--- BEGIN RECORDS FOR THE EXERCISE ---

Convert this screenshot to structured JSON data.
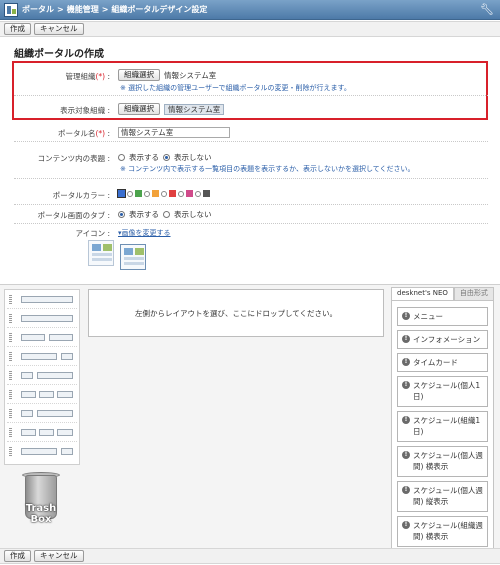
{
  "breadcrumb": {
    "home": "ポータル",
    "sep": ">",
    "level2": "機能管理",
    "level3": "組織ポータルデザイン設定"
  },
  "toolbar": {
    "create": "作成",
    "cancel": "キャンセル"
  },
  "form": {
    "title": "組織ポータルの作成",
    "required_mark": "(*)",
    "colon": ":",
    "admin_org": {
      "label": "管理組織",
      "button": "組織選択",
      "value": "情報システム室",
      "note": "※ 選択した組織の管理ユーザーで組織ポータルの変更・削除が行えます。"
    },
    "target_org": {
      "label": "表示対象組織",
      "button": "組織選択",
      "value": "情報システム室"
    },
    "portal_name": {
      "label": "ポータル名",
      "value": "情報システム室"
    },
    "content_title": {
      "label": "コンテンツ内の表題",
      "opt_show": "表示する",
      "opt_hide": "表示しない",
      "selected": "表示しない",
      "note": "※ コンテンツ内で表示する一覧項目の表題を表示するか、表示しないかを選択してください。"
    },
    "portal_color": {
      "label": "ポータルカラー",
      "colors": [
        "#3a6fd0",
        "#ffffff",
        "#4ca34c",
        "#ffffff",
        "#f2a23a",
        "#ffffff",
        "#e04040",
        "#ffffff",
        "#d04a8a",
        "#ffffff",
        "#555555"
      ],
      "selected_index": 0
    },
    "portal_tab": {
      "label": "ポータル画面のタブ",
      "opt_show": "表示する",
      "opt_hide": "表示しない",
      "selected": "表示する"
    },
    "icon": {
      "label": "アイコン",
      "change_link": "▾画像を変更する"
    }
  },
  "workspace": {
    "drop_hint": "左側からレイアウトを選び、ここにドロップしてください。",
    "trash": "Trash Box",
    "tabs": [
      "desknet's NEO",
      "自由形式"
    ],
    "widgets": [
      "メニュー",
      "インフォメーション",
      "タイムカード",
      "スケジュール(個人1日)",
      "スケジュール(組織1日)",
      "スケジュール(個人週間) 横表示",
      "スケジュール(個人週間) 縦表示",
      "スケジュール(組織週間) 横表示"
    ]
  },
  "colors": {
    "accent": "#4d7aa8",
    "highlight_border": "#d8202a",
    "note": "#2a5ea8"
  }
}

--- END RECORDS FOR THE EXERCISE ---

■ DESCRIPTION OF THE TASK ■
Write out every record above exactly as it stands, but leave out the pictures.

■ ANSWER TO THIS EXERCISE ■
Convert this screenshot to structured JSON data.
{
  "breadcrumb": {
    "home": "ポータル",
    "sep": ">",
    "level2": "機能管理",
    "level3": "組織ポータルデザイン設定"
  },
  "toolbar": {
    "create": "作成",
    "cancel": "キャンセル"
  },
  "form": {
    "title": "組織ポータルの作成",
    "required_mark": "(*)",
    "colon": ":",
    "admin_org": {
      "label": "管理組織",
      "button": "組織選択",
      "value": "情報システム室",
      "note": "※ 選択した組織の管理ユーザーで組織ポータルの変更・削除が行えます。"
    },
    "target_org": {
      "label": "表示対象組織",
      "button": "組織選択",
      "value": "情報システム室"
    },
    "portal_name": {
      "label": "ポータル名",
      "value": "情報システム室"
    },
    "content_title": {
      "label": "コンテンツ内の表題",
      "opt_show": "表示する",
      "opt_hide": "表示しない",
      "selected": "表示しない",
      "note": "※ コンテンツ内で表示する一覧項目の表題を表示するか、表示しないかを選択してください。"
    },
    "portal_color": {
      "label": "ポータルカラー",
      "colors": [
        "#3a6fd0",
        "#ffffff",
        "#4ca34c",
        "#ffffff",
        "#f2a23a",
        "#ffffff",
        "#e04040",
        "#ffffff",
        "#d04a8a",
        "#ffffff",
        "#555555"
      ],
      "selected_index": 0
    },
    "portal_tab": {
      "label": "ポータル画面のタブ",
      "opt_show": "表示する",
      "opt_hide": "表示しない",
      "selected": "表示する"
    },
    "icon": {
      "label": "アイコン",
      "change_link": "▾画像を変更する"
    }
  },
  "workspace": {
    "drop_hint": "左側からレイアウトを選び、ここにドロップしてください。",
    "trash": "Trash Box",
    "tabs": [
      "desknet's NEO",
      "自由形式"
    ],
    "widgets": [
      "メニュー",
      "インフォメーション",
      "タイムカード",
      "スケジュール(個人1日)",
      "スケジュール(組織1日)",
      "スケジュール(個人週間) 横表示",
      "スケジュール(個人週間) 縦表示",
      "スケジュール(組織週間) 横表示"
    ]
  },
  "colors": {
    "accent": "#4d7aa8",
    "highlight_border": "#d8202a",
    "note": "#2a5ea8"
  }
}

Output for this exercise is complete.